What is asked:
Update the items starting at the very first line and ending at the line that contains "sidebar-panel: › 在线应聘". Write those lines out again with "Enable Referrer" swapped for "Turn On Referrer" and nothing else changed.
⁂
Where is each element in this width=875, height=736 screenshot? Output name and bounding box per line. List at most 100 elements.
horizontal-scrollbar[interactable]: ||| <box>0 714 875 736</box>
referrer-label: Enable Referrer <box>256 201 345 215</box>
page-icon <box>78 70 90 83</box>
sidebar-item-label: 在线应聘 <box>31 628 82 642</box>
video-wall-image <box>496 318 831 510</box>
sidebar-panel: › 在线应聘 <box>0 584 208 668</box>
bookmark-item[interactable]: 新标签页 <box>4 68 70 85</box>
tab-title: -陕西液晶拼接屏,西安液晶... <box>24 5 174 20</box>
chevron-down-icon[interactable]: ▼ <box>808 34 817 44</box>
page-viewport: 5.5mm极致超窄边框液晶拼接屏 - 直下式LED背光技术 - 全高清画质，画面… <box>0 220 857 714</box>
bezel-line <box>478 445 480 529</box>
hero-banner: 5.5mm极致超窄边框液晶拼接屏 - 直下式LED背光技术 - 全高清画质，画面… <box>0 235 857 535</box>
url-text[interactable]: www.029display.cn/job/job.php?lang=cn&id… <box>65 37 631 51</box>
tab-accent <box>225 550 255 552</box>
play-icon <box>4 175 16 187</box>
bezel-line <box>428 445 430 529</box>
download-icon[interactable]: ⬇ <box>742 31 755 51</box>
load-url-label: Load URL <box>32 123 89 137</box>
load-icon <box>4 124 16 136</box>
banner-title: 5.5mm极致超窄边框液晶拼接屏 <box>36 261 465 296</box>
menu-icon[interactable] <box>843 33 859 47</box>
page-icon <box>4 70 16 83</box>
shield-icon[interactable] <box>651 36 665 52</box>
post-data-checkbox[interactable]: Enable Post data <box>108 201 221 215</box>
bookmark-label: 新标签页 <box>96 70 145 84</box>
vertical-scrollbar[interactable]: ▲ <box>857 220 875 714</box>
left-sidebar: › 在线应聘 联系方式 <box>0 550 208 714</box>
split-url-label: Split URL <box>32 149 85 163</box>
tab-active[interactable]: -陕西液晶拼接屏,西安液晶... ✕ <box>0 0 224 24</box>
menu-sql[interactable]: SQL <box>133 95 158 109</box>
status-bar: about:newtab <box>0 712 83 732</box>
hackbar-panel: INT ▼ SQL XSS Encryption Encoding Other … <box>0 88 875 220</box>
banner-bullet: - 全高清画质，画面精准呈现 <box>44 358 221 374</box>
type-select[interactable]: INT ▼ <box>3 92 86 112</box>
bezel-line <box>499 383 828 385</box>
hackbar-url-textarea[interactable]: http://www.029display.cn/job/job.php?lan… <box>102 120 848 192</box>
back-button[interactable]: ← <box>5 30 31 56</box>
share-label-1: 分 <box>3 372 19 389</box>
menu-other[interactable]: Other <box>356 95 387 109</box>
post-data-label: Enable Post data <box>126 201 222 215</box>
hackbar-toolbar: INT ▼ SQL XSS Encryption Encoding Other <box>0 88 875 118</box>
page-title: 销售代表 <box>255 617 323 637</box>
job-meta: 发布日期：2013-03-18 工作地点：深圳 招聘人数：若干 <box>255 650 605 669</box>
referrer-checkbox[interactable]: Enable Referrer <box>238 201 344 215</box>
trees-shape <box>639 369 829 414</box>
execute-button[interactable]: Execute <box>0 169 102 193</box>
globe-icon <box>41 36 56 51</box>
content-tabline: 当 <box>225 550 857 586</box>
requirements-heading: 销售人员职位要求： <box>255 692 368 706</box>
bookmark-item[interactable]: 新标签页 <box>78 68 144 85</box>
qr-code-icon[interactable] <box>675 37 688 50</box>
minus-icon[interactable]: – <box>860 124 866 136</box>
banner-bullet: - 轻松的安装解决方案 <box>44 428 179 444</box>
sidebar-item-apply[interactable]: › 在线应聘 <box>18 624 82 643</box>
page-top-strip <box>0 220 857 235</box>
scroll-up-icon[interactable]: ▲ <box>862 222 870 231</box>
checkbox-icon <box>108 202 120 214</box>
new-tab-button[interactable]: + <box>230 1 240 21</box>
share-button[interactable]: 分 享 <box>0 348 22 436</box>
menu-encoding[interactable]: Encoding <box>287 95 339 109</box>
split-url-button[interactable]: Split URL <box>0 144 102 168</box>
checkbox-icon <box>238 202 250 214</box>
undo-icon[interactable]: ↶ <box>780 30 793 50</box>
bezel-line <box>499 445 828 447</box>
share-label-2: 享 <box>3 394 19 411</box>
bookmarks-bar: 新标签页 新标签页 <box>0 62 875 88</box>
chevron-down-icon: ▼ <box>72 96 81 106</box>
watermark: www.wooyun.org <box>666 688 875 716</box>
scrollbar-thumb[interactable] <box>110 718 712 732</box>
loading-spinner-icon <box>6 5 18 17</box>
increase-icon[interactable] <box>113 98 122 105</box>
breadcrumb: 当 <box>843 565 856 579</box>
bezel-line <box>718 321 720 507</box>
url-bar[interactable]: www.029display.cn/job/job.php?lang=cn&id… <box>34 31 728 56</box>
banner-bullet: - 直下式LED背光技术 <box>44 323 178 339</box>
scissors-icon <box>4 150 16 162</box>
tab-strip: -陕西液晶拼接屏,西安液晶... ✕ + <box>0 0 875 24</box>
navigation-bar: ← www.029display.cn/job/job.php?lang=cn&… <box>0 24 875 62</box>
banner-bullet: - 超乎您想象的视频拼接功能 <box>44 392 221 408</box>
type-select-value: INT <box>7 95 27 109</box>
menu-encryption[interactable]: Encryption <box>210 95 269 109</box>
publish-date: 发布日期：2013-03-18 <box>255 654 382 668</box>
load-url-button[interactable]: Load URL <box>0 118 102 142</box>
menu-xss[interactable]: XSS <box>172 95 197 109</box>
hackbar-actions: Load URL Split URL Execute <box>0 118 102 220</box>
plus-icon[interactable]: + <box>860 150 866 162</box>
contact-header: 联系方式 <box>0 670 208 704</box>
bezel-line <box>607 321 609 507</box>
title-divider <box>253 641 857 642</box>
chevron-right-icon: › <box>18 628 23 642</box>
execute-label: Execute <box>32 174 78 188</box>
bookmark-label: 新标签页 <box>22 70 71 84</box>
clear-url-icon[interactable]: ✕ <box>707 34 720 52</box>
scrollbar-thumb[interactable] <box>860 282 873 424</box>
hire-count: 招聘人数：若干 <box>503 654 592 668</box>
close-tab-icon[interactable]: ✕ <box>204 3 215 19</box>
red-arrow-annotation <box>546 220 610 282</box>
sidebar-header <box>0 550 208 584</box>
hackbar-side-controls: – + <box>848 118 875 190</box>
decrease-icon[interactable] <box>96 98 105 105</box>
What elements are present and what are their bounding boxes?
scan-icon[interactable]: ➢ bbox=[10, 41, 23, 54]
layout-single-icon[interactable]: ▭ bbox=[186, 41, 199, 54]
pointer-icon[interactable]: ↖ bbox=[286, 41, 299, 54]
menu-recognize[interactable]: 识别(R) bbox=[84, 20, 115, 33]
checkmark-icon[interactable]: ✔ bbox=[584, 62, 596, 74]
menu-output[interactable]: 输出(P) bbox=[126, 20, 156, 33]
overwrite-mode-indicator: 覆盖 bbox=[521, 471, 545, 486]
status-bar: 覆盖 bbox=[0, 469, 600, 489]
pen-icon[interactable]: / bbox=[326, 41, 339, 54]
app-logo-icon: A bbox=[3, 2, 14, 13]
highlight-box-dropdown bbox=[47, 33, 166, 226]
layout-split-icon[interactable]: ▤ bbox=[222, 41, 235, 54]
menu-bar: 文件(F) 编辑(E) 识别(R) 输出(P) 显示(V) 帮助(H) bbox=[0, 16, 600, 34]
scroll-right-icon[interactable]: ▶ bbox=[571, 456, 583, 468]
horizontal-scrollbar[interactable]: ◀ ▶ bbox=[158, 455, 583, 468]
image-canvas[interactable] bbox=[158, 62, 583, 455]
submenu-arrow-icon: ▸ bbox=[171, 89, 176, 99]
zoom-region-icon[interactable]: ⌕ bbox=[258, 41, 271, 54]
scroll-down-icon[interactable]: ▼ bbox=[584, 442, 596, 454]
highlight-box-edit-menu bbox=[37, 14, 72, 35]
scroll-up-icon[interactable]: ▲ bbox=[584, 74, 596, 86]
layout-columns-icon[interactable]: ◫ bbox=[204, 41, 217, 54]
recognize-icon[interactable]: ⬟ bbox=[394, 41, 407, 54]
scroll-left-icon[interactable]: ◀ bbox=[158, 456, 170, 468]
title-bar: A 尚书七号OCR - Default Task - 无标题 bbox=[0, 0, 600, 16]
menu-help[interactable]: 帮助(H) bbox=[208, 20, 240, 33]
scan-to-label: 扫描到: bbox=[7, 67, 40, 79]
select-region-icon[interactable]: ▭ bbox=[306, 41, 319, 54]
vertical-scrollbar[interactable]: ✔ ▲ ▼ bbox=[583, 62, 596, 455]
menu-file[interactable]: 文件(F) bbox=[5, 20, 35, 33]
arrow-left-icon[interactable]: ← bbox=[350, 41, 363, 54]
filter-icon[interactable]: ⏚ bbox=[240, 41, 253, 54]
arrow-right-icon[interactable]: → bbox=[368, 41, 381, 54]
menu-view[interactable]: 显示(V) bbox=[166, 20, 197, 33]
⁂
Response:
Where is each element in this width=875, height=736 screenshot? Output name and bounding box per line. List at most 100 elements.
horizontal-scrollbar[interactable]: ||| <box>0 714 875 736</box>
referrer-label: Turn On Referrer <box>256 201 345 215</box>
page-icon <box>78 70 90 83</box>
sidebar-item-label: 在线应聘 <box>31 628 82 642</box>
video-wall-image <box>496 318 831 510</box>
sidebar-panel: › 在线应聘 <box>0 584 208 668</box>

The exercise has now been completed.